▸ **Challenge**: List each line of the records that contains the string "halpha". Case counts, so only matches with the same capitalization qualify.

===== Records to use

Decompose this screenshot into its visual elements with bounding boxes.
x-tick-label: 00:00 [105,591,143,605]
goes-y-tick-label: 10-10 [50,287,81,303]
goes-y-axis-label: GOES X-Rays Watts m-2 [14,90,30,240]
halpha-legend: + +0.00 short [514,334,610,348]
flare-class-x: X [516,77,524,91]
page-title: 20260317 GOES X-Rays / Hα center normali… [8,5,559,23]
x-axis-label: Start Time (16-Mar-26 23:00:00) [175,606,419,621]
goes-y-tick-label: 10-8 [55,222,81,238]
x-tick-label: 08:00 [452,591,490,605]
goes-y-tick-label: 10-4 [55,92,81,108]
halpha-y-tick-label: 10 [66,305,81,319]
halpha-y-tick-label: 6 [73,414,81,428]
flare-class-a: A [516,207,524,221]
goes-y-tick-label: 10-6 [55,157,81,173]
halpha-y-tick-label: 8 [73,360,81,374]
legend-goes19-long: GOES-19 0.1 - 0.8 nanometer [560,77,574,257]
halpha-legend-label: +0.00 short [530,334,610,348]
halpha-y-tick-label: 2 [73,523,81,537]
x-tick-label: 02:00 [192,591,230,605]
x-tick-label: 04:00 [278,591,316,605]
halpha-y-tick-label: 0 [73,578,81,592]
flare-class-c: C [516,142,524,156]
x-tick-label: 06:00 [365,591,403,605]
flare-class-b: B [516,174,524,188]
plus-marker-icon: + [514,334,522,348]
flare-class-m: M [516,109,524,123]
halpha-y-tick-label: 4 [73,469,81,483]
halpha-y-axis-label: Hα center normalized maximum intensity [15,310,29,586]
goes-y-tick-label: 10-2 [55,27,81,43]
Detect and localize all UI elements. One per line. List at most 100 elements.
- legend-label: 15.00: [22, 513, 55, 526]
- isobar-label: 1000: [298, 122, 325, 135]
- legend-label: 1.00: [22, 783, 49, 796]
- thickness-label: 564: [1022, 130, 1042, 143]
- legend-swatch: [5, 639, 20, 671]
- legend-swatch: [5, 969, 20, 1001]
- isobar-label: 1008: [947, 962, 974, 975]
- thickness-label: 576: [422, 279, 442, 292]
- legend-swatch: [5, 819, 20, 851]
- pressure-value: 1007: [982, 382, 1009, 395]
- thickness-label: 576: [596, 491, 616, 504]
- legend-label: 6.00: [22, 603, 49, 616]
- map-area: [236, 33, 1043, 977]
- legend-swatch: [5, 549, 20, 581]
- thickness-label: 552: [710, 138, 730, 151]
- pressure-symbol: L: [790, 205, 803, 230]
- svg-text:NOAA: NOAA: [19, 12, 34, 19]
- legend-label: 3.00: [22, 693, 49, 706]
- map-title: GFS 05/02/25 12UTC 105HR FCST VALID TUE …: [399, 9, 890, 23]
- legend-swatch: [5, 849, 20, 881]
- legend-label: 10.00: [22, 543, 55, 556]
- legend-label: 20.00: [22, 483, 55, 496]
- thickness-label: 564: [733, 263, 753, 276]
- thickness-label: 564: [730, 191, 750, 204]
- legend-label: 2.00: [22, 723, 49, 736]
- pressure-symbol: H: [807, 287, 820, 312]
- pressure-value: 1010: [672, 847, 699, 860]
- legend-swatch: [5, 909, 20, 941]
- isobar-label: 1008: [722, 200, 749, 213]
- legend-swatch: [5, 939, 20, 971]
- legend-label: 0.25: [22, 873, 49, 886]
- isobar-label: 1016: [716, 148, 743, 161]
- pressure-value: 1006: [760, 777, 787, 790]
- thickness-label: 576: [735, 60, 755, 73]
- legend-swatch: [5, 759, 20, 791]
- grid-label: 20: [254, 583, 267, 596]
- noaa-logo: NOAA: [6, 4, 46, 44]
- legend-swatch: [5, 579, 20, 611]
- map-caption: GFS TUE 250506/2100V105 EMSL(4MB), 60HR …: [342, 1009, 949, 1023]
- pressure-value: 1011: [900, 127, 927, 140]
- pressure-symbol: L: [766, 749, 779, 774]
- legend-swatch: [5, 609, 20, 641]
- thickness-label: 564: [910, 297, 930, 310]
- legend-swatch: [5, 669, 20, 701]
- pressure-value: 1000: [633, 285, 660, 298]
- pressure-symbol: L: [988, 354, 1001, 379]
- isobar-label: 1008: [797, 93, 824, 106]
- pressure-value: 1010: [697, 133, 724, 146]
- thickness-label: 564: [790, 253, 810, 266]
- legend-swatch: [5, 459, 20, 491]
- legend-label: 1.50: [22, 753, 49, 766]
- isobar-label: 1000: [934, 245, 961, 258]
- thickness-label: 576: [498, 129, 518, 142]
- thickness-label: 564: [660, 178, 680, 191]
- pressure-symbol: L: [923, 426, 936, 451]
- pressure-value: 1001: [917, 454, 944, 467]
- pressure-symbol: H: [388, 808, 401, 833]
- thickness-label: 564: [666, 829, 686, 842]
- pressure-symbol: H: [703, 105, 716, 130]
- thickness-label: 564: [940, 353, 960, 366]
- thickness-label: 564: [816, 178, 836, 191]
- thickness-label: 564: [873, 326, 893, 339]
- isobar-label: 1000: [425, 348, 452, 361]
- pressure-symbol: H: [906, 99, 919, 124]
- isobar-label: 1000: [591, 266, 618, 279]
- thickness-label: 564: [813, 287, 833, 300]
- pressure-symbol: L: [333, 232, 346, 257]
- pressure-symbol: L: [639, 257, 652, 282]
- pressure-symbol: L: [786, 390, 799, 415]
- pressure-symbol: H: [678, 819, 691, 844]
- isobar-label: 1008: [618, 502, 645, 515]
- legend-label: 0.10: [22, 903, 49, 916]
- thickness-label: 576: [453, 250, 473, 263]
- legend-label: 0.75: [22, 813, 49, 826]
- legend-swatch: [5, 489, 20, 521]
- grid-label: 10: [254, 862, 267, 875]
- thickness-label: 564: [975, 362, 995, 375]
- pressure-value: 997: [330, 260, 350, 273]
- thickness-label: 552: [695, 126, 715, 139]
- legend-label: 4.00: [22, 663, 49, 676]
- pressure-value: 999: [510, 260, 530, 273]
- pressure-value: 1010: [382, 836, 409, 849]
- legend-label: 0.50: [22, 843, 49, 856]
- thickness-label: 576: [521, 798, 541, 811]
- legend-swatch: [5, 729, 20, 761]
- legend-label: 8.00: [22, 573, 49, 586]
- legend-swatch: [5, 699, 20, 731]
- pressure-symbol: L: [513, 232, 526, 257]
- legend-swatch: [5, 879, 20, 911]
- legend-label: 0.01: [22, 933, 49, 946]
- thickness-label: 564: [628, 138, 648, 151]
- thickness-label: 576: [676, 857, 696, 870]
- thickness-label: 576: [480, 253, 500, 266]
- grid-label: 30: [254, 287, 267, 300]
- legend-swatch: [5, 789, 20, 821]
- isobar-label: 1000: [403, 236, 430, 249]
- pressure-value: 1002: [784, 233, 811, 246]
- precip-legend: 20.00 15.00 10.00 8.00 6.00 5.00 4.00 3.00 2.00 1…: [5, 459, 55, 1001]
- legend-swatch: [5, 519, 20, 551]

==========

▸ **Final answer**:
halpha-legend: + +0.00 short [514,334,610,348]
halpha-y-tick-label: 10 [66,305,81,319]
halpha-y-tick-label: 6 [73,414,81,428]
halpha-y-tick-label: 8 [73,360,81,374]
halpha-legend-label: +0.00 short [530,334,610,348]
halpha-y-tick-label: 2 [73,523,81,537]
halpha-y-tick-label: 0 [73,578,81,592]
halpha-y-tick-label: 4 [73,469,81,483]
halpha-y-axis-label: Hα center normalized maximum intensity [15,310,29,586]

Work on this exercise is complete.